### [WHAT TO WORK ON]
Scan the following material for the string "screen" and copy each line in which it appears.

• • •

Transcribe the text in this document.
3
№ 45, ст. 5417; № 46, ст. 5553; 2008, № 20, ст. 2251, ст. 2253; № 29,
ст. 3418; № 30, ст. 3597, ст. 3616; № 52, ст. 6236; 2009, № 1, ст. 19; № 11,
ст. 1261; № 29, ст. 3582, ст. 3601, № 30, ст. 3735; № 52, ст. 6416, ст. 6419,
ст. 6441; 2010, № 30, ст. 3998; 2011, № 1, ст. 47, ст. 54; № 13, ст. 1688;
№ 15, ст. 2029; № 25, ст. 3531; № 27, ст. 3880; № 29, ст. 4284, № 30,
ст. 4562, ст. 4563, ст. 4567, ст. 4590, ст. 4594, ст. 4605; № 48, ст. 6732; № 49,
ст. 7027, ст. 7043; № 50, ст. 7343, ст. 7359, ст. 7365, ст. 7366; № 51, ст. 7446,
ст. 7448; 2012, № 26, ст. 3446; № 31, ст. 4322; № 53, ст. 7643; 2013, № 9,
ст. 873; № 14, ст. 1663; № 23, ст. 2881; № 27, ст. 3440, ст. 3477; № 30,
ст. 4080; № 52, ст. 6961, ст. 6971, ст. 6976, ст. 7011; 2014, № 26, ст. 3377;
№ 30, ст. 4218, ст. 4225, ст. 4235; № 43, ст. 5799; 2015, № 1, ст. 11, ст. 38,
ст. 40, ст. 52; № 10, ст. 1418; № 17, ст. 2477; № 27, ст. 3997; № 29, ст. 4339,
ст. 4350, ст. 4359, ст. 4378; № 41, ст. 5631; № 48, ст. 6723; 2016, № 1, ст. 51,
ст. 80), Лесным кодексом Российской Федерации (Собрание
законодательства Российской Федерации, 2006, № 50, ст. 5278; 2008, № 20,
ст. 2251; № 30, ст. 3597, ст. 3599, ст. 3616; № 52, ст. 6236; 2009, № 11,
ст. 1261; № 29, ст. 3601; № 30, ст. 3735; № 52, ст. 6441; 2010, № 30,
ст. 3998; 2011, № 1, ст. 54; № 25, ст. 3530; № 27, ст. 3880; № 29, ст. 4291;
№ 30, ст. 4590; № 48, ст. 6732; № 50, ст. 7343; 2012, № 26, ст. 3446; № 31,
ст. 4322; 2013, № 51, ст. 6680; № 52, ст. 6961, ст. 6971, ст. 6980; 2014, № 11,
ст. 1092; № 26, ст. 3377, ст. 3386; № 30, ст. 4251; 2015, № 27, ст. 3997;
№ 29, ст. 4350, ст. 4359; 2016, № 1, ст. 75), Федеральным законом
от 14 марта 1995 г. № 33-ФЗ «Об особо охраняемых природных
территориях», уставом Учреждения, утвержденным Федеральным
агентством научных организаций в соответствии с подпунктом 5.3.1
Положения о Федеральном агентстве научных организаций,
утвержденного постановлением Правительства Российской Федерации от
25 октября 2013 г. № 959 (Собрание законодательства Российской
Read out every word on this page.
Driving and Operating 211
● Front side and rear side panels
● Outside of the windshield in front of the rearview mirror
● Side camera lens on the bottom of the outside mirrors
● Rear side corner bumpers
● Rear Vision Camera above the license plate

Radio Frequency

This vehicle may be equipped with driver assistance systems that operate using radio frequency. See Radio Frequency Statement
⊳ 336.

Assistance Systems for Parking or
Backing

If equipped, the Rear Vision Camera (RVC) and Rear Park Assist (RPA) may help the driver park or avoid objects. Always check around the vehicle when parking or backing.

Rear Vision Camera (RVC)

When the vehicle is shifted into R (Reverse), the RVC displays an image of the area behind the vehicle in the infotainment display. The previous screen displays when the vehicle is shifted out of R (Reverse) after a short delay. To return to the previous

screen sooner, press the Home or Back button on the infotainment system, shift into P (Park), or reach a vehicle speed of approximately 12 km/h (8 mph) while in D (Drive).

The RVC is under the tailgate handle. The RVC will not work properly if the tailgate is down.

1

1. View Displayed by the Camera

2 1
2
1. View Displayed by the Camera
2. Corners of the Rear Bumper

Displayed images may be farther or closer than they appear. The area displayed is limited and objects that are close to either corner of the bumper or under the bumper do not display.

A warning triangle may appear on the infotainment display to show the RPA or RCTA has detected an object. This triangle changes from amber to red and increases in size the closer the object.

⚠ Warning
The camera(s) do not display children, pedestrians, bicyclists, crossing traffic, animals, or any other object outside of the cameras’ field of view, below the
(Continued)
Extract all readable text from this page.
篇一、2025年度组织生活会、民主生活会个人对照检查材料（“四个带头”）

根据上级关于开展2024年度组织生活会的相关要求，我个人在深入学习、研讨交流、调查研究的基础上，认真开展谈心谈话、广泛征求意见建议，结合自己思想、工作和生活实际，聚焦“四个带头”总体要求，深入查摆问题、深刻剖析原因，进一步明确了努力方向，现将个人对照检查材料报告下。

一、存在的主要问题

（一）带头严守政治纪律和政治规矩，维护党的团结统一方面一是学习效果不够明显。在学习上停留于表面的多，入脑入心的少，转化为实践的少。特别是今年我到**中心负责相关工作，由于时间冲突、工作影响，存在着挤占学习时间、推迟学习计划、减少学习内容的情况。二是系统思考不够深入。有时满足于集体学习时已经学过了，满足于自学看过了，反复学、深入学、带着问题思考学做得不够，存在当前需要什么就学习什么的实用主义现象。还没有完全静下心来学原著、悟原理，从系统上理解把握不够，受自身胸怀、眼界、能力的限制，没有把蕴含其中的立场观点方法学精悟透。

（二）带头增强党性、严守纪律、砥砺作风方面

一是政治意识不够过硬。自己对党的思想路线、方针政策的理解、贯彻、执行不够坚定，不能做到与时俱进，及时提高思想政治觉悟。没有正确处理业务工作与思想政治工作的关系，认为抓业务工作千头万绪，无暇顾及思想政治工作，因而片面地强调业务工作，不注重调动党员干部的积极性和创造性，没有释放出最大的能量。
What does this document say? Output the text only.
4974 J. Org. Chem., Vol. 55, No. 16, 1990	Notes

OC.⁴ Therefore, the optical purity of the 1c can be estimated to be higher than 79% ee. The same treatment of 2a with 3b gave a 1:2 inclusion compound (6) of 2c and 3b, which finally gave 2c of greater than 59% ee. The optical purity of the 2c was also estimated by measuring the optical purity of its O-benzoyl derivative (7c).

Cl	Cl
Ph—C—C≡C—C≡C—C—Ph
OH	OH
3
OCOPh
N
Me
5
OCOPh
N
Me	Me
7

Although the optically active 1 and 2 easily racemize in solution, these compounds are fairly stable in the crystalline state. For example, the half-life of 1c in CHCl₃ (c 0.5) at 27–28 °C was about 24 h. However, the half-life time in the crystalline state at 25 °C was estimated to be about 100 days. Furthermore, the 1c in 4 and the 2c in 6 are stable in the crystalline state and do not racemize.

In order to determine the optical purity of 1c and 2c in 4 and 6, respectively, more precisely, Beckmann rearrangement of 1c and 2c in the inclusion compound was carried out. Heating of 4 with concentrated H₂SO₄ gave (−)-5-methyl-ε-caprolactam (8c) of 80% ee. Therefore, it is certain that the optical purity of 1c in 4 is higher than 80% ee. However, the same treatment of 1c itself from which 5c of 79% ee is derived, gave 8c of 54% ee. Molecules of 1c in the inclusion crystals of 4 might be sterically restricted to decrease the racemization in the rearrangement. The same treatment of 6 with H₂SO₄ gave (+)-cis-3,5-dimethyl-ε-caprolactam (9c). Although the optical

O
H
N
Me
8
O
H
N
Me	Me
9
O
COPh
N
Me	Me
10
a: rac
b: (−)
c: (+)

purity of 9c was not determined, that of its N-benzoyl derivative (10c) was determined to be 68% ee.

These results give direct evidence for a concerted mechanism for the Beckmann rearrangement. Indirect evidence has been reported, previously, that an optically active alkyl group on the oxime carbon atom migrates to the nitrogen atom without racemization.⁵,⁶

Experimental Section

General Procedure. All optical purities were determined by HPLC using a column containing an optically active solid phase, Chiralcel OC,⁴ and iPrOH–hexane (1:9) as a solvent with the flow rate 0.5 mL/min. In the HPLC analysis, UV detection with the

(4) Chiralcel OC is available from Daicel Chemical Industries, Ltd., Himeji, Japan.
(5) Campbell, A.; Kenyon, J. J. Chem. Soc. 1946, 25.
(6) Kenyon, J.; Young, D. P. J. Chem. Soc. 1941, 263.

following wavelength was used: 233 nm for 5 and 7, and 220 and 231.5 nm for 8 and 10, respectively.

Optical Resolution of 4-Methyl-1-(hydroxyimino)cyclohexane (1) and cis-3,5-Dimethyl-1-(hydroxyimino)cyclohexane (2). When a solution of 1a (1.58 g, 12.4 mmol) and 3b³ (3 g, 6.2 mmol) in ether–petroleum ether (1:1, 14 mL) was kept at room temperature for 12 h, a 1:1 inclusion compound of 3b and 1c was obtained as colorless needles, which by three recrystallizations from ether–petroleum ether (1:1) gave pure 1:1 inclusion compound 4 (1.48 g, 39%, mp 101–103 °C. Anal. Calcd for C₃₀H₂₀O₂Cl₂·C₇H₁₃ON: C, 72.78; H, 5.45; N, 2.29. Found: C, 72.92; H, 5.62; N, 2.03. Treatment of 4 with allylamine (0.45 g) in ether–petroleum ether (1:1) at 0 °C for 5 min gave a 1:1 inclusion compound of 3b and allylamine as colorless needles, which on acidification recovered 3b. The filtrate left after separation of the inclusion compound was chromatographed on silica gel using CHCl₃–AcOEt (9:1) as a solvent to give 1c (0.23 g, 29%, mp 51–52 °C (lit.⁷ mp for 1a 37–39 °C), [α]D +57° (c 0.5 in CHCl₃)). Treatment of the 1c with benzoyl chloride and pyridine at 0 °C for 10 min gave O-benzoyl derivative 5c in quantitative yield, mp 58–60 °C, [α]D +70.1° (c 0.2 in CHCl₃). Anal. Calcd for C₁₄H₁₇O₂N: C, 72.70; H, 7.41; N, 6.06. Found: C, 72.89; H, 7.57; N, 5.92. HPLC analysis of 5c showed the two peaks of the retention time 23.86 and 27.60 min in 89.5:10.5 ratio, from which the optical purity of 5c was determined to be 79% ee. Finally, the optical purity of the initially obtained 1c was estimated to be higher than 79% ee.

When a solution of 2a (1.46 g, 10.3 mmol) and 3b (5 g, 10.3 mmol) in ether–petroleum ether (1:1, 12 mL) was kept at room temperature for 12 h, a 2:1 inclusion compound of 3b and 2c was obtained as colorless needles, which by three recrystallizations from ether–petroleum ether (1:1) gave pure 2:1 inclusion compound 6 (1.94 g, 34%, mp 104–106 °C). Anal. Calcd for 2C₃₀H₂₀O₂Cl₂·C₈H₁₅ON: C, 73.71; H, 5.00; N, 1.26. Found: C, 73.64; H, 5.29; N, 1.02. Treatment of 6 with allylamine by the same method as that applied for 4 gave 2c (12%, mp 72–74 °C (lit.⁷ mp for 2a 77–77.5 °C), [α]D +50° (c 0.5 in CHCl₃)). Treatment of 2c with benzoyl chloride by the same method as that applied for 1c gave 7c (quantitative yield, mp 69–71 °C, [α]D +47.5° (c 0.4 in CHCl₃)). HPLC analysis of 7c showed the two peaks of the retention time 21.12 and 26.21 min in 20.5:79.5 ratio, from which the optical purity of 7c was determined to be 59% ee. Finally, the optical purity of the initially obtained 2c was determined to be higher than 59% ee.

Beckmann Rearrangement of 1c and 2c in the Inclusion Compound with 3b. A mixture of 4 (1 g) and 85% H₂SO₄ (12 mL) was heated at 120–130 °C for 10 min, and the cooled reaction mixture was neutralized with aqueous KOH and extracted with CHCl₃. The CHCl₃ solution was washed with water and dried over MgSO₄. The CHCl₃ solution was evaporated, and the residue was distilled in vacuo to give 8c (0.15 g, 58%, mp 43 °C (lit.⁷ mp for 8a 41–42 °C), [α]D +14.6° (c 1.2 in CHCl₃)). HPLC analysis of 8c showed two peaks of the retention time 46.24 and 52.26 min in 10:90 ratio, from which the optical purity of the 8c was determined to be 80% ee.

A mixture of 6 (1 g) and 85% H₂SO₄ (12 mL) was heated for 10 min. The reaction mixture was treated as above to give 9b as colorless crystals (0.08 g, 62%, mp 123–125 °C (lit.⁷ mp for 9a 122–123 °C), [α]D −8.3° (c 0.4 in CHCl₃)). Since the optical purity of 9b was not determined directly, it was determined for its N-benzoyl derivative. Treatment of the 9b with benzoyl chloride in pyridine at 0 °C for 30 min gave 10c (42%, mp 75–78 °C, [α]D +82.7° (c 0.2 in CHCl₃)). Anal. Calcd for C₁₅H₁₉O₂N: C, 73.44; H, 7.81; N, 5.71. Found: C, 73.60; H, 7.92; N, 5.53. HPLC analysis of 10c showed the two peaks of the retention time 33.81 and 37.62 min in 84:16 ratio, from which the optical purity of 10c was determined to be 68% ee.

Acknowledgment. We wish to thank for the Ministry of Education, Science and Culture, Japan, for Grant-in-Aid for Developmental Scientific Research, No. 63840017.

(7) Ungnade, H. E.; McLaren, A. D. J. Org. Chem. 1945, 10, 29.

• • •

### [FINAL RESULT]
When the vehicle is shifted into R (Reverse), the RVC displays an image of the area behind the vehicle in the infotainment display. The previous screen displays when the vehicle is shifted out of R (Reverse) after a short delay. To return to the previous
screen sooner, press the Home or Back button on the infotainment system, shift into P (Park), or reach a vehicle speed of approximately 12 km/h (8 mph) while in D (Drive).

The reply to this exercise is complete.